WHAT TO DO: Write out the records beneath this line exactly as they appear, minus any images.
** begin DATA RECORDS **
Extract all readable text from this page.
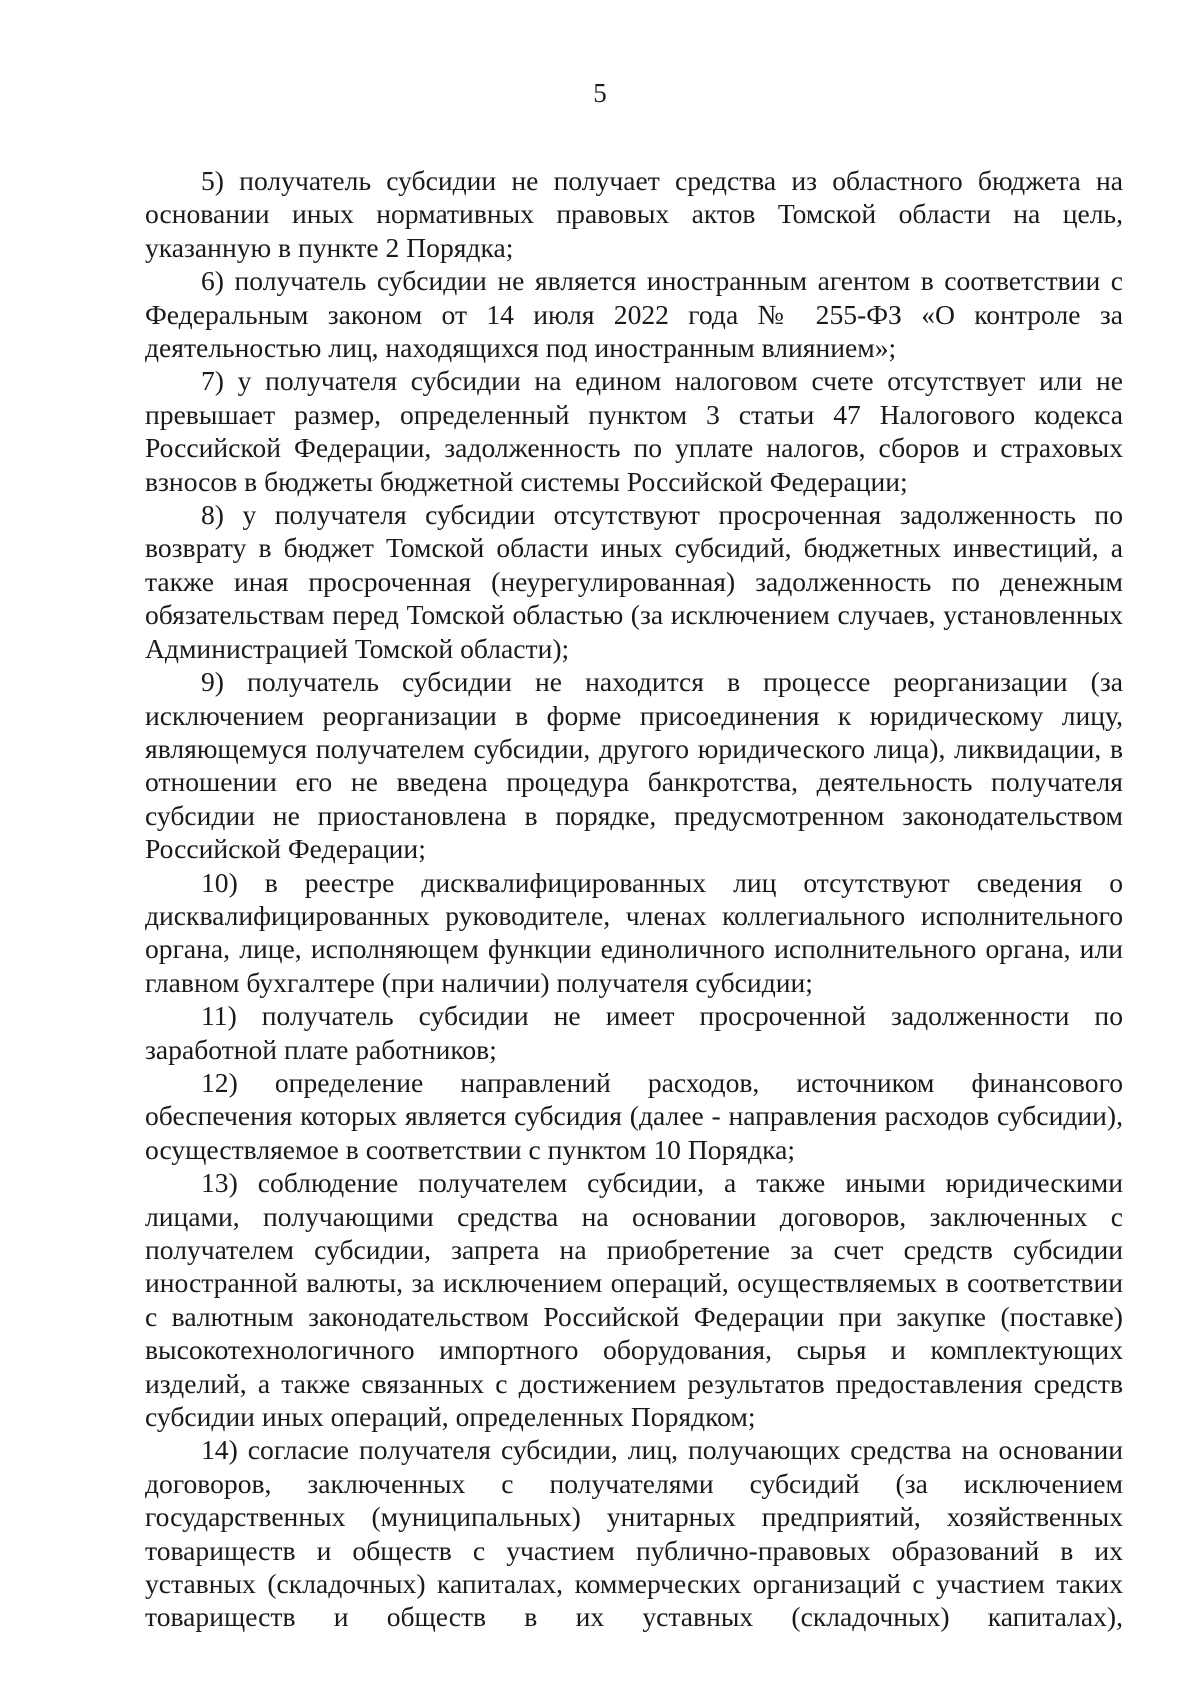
5

5) получатель субсидии не получает средства из областного бюджета на основании иных нормативных правовых актов Томской области на цель, указанную в пункте 2 Порядка;

6) получатель субсидии не является иностранным агентом в соответствии с Федеральным законом от 14 июля 2022 года № 255-ФЗ «О контроле за деятельностью лиц, находящихся под иностранным влиянием»;

7) у получателя субсидии на едином налоговом счете отсутствует или не превышает размер, определенный пунктом 3 статьи 47 Налогового кодекса Российской Федерации, задолженность по уплате налогов, сборов и страховых взносов в бюджеты бюджетной системы Российской Федерации;

8) у получателя субсидии отсутствуют просроченная задолженность по возврату в бюджет Томской области иных субсидий, бюджетных инвестиций, а также иная просроченная (неурегулированная) задолженность по денежным обязательствам перед Томской областью (за исключением случаев, установленных Администрацией Томской области);

9) получатель субсидии не находится в процессе реорганизации (за исключением реорганизации в форме присоединения к юридическому лицу, являющемуся получателем субсидии, другого юридического лица), ликвидации, в отношении его не введена процедура банкротства, деятельность получателя субсидии не приостановлена в порядке, предусмотренном законодательством Российской Федерации;

10) в реестре дисквалифицированных лиц отсутствуют сведения о дисквалифицированных руководителе, членах коллегиального исполнительного органа, лице, исполняющем функции единоличного исполнительного органа, или главном бухгалтере (при наличии) получателя субсидии;

11) получатель субсидии не имеет просроченной задолженности по заработной плате работников;

12) определение направлений расходов, источником финансового обеспечения которых является субсидия (далее - направления расходов субсидии), осуществляемое в соответствии с пунктом 10 Порядка;

13) соблюдение получателем субсидии, а также иными юридическими лицами, получающими средства на основании договоров, заключенных с получателем субсидии, запрета на приобретение за счет средств субсидии иностранной валюты, за исключением операций, осуществляемых в соответствии с валютным законодательством Российской Федерации при закупке (поставке) высокотехнологичного импортного оборудования, сырья и комплектующих изделий, а также связанных с достижением результатов предоставления средств субсидии иных операций, определенных Порядком;

14) согласие получателя субсидии, лиц, получающих средства на основании договоров, заключенных с получателями субсидий (за исключением государственных (муниципальных) унитарных предприятий, хозяйственных товариществ и обществ с участием публично-правовых образований в их уставных (складочных) капиталах, коммерческих организаций с участием таких товариществ и обществ в их уставных (складочных) капиталах),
** end DATA RECORDS **
SOLUTION BELOW:
Extract all readable text from this page.
5

5) получатель субсидии не получает средства из областного бюджета на основании иных нормативных правовых актов Томской области на цель, указанную в пункте 2 Порядка;

6) получатель субсидии не является иностранным агентом в соответствии с Федеральным законом от 14 июля 2022 года № 255-ФЗ «О контроле за деятельностью лиц, находящихся под иностранным влиянием»;

7) у получателя субсидии на едином налоговом счете отсутствует или не превышает размер, определенный пунктом 3 статьи 47 Налогового кодекса Российской Федерации, задолженность по уплате налогов, сборов и страховых взносов в бюджеты бюджетной системы Российской Федерации;

8) у получателя субсидии отсутствуют просроченная задолженность по возврату в бюджет Томской области иных субсидий, бюджетных инвестиций, а также иная просроченная (неурегулированная) задолженность по денежным обязательствам перед Томской областью (за исключением случаев, установленных Администрацией Томской области);

9) получатель субсидии не находится в процессе реорганизации (за исключением реорганизации в форме присоединения к юридическому лицу, являющемуся получателем субсидии, другого юридического лица), ликвидации, в отношении его не введена процедура банкротства, деятельность получателя субсидии не приостановлена в порядке, предусмотренном законодательством Российской Федерации;

10) в реестре дисквалифицированных лиц отсутствуют сведения о дисквалифицированных руководителе, членах коллегиального исполнительного органа, лице, исполняющем функции единоличного исполнительного органа, или главном бухгалтере (при наличии) получателя субсидии;

11) получатель субсидии не имеет просроченной задолженности по заработной плате работников;

12) определение направлений расходов, источником финансового обеспечения которых является субсидия (далее - направления расходов субсидии), осуществляемое в соответствии с пунктом 10 Порядка;

13) соблюдение получателем субсидии, а также иными юридическими лицами, получающими средства на основании договоров, заключенных с получателем субсидии, запрета на приобретение за счет средств субсидии иностранной валюты, за исключением операций, осуществляемых в соответствии с валютным законодательством Российской Федерации при закупке (поставке) высокотехнологичного импортного оборудования, сырья и комплектующих изделий, а также связанных с достижением результатов предоставления средств субсидии иных операций, определенных Порядком;

14) согласие получателя субсидии, лиц, получающих средства на основании договоров, заключенных с получателями субсидий (за исключением государственных (муниципальных) унитарных предприятий, хозяйственных товариществ и обществ с участием публично-правовых образований в их уставных (складочных) капиталах, коммерческих организаций с участием таких товариществ и обществ в их уставных (складочных) капиталах),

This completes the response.